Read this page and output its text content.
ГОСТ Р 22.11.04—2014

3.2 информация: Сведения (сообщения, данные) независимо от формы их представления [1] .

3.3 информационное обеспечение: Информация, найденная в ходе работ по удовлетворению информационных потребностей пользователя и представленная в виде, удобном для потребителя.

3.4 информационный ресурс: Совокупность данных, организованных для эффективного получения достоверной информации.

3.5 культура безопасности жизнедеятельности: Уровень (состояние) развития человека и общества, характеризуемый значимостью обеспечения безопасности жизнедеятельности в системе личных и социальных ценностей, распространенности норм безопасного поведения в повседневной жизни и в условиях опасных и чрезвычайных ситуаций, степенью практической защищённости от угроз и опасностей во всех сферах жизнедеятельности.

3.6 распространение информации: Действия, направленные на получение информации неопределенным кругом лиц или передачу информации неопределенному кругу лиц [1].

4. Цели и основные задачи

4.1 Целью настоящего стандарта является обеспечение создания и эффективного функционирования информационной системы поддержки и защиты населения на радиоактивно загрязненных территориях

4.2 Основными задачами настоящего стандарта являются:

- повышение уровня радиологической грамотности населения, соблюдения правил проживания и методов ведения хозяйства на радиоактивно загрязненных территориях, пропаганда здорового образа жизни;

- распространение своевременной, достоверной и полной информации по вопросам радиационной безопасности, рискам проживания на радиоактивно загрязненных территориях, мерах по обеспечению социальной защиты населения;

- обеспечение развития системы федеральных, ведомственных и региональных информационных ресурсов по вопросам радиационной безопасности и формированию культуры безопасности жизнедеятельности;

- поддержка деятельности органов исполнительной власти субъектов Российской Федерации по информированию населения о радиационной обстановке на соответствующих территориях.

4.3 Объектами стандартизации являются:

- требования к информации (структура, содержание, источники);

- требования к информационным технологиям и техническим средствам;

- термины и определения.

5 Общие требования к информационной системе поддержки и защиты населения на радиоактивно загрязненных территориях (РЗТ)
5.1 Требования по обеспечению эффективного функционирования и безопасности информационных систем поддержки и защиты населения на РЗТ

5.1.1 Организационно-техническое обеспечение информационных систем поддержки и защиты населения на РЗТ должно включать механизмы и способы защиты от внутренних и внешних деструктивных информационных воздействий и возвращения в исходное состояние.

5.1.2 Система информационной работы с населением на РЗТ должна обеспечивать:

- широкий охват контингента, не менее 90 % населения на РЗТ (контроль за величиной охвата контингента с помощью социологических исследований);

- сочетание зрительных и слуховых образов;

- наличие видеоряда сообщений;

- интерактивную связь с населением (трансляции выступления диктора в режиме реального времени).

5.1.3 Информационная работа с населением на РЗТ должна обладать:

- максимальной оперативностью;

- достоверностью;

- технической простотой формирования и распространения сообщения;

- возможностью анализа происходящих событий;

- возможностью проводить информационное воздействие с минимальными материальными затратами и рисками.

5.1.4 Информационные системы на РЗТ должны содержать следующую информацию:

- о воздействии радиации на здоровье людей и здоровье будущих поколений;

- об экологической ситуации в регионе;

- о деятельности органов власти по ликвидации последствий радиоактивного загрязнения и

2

:: What needs to be done ::
Pull out every line of the entries that includes the word "системе".

:: Right answer ::
3.5 культура безопасности жизнедеятельности: Уровень (состояние) развития человека и общества, характеризуемый значимостью обеспечения безопасности жизнедеятельности в системе личных и социальных ценностей, распространенности норм безопасного поведения в повседневной жизни и в условиях опасных и чрезвычайных ситуаций, степенью практической защищённости от угроз и опасностей во всех сферах жизнедеятельности.
5 Общие требования к информационной системе поддержки и защиты населения на радиоактивно загрязненных территориях (РЗТ)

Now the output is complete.